**Direction:** Select the lines that hold the word "Сервер" and copy each one.

··· Records supplied ···

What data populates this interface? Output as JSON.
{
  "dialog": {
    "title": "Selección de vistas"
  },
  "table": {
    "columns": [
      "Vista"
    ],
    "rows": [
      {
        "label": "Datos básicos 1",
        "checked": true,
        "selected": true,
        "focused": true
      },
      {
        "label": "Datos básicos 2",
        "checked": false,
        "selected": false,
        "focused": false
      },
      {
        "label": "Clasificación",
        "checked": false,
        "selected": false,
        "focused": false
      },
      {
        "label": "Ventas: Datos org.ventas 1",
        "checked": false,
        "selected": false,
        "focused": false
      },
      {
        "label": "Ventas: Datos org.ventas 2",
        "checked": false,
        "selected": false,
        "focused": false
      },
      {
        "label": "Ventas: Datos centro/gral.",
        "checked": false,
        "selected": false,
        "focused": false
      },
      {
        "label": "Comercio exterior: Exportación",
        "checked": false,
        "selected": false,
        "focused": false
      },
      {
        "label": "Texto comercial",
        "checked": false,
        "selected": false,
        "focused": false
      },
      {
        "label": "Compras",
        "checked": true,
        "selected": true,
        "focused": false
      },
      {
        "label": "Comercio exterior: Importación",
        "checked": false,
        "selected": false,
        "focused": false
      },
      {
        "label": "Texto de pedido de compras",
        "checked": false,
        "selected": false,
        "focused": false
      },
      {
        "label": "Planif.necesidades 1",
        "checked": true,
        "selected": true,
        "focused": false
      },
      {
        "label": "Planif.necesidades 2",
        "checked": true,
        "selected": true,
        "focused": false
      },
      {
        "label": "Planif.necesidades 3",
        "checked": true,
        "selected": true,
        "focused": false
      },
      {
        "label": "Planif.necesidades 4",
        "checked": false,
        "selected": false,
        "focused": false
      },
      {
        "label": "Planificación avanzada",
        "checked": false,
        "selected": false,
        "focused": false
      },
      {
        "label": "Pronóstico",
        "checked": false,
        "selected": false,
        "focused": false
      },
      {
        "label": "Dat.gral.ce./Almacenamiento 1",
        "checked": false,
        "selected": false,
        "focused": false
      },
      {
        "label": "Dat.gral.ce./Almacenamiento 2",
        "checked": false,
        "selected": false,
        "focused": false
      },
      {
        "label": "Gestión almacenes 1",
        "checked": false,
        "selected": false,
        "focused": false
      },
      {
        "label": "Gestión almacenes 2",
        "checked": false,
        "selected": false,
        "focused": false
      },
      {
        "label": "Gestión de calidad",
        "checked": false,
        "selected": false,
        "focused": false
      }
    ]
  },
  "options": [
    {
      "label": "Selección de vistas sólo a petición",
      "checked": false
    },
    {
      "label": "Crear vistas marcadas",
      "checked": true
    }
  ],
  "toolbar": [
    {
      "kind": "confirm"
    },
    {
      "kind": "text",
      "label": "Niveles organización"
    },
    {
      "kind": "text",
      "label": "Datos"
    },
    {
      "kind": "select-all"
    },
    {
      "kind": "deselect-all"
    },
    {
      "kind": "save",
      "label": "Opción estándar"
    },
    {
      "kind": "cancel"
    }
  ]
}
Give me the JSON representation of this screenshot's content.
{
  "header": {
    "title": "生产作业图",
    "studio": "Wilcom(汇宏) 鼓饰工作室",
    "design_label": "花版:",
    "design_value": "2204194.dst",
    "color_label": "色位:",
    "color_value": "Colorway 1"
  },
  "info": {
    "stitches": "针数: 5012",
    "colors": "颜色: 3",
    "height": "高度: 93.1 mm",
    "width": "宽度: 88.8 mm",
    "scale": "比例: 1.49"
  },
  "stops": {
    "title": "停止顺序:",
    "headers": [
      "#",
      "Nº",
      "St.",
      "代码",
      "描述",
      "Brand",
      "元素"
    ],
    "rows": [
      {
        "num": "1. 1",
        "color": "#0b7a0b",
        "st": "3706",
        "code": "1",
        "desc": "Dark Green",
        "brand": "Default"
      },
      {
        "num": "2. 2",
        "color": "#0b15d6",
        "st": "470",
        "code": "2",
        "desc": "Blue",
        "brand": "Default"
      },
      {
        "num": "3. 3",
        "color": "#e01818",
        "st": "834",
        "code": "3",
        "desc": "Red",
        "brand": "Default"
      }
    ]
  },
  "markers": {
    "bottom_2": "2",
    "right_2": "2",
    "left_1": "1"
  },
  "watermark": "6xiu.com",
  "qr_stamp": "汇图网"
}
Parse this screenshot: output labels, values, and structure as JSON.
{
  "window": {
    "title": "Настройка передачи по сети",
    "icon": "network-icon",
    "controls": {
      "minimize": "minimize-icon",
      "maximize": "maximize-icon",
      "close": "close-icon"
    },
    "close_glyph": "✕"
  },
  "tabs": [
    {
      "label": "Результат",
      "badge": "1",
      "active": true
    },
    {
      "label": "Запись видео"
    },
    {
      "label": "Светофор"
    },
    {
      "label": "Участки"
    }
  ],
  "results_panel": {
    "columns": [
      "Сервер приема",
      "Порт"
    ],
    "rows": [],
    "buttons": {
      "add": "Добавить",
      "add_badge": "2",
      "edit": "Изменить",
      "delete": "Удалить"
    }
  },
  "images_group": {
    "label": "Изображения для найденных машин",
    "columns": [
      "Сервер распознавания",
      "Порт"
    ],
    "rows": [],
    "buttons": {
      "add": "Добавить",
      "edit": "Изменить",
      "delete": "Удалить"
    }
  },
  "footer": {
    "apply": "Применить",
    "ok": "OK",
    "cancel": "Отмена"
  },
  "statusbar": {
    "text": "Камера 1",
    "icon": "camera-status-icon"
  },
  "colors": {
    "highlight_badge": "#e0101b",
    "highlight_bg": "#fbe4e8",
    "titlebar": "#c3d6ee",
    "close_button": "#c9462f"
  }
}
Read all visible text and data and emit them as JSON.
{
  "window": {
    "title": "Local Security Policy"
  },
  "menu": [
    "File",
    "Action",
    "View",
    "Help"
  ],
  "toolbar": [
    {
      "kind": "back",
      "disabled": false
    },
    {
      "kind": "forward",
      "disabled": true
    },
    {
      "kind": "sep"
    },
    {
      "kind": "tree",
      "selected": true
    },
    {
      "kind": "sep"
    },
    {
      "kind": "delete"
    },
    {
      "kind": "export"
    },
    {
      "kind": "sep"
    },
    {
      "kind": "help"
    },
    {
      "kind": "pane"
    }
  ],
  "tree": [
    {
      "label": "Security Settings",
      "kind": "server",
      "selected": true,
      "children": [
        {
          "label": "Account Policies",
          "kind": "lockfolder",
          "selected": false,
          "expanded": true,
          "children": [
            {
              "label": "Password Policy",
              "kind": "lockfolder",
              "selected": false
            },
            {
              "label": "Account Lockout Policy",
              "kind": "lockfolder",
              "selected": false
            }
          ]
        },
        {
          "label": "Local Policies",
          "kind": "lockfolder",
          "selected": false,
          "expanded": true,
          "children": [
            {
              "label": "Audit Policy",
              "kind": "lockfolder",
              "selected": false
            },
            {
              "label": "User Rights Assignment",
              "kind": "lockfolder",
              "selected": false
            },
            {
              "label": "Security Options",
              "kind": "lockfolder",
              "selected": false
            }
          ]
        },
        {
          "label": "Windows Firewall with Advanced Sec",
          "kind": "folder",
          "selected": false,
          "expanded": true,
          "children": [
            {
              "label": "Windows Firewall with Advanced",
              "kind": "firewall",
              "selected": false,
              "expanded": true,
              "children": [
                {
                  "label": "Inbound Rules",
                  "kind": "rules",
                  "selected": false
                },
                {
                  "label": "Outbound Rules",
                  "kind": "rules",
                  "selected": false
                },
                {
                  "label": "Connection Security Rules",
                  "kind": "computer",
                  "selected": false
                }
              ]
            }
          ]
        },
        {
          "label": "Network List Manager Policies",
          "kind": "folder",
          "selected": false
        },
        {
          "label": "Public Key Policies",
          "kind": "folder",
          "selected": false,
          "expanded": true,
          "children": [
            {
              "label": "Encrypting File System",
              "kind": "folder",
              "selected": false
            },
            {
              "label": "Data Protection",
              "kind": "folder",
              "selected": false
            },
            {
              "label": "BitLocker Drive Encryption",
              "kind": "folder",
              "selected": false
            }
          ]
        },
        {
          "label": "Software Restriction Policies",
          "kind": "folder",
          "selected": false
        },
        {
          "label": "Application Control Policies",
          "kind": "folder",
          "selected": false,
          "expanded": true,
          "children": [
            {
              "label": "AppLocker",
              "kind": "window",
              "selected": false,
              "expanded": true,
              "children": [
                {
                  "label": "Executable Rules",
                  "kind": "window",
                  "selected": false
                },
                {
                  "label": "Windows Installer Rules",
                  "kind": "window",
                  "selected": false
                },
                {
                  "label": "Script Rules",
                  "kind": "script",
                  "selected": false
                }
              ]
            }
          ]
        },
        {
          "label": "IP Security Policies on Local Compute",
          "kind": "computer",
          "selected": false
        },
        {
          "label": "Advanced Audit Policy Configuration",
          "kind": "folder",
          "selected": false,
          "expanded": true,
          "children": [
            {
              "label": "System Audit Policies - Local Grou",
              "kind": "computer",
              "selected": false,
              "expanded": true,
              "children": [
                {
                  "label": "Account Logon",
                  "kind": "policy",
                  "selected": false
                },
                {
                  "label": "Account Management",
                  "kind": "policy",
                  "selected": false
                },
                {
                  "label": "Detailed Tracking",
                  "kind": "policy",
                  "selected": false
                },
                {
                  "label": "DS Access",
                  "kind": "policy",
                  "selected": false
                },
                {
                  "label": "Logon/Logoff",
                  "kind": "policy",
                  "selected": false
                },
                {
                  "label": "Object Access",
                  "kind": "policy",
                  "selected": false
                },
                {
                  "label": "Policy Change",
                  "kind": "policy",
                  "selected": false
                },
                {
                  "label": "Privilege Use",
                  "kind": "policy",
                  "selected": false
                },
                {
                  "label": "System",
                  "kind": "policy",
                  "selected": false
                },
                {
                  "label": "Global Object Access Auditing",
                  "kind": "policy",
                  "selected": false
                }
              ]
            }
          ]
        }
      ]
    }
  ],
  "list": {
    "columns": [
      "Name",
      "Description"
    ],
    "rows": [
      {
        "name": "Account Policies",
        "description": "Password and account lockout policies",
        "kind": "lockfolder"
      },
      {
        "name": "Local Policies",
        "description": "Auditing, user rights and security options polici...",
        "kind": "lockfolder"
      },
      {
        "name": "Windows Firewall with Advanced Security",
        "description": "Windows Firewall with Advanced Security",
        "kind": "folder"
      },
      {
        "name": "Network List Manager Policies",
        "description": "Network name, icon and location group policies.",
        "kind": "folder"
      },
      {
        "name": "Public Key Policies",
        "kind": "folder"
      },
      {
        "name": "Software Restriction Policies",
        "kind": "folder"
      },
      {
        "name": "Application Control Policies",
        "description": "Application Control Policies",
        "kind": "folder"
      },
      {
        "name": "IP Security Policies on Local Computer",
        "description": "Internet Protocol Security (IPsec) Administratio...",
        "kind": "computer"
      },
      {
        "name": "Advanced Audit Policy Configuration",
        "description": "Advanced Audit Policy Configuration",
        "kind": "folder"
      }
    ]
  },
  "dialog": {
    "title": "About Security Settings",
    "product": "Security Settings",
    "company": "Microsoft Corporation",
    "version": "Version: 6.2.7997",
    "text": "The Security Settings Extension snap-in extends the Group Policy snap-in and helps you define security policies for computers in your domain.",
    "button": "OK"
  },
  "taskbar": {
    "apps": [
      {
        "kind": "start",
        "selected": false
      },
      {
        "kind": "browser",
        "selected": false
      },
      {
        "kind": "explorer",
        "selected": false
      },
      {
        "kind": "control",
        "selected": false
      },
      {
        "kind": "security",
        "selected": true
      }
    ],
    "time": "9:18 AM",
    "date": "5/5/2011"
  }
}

···

**Written answer:**
      "Сервер приема",
      "Сервер распознавания",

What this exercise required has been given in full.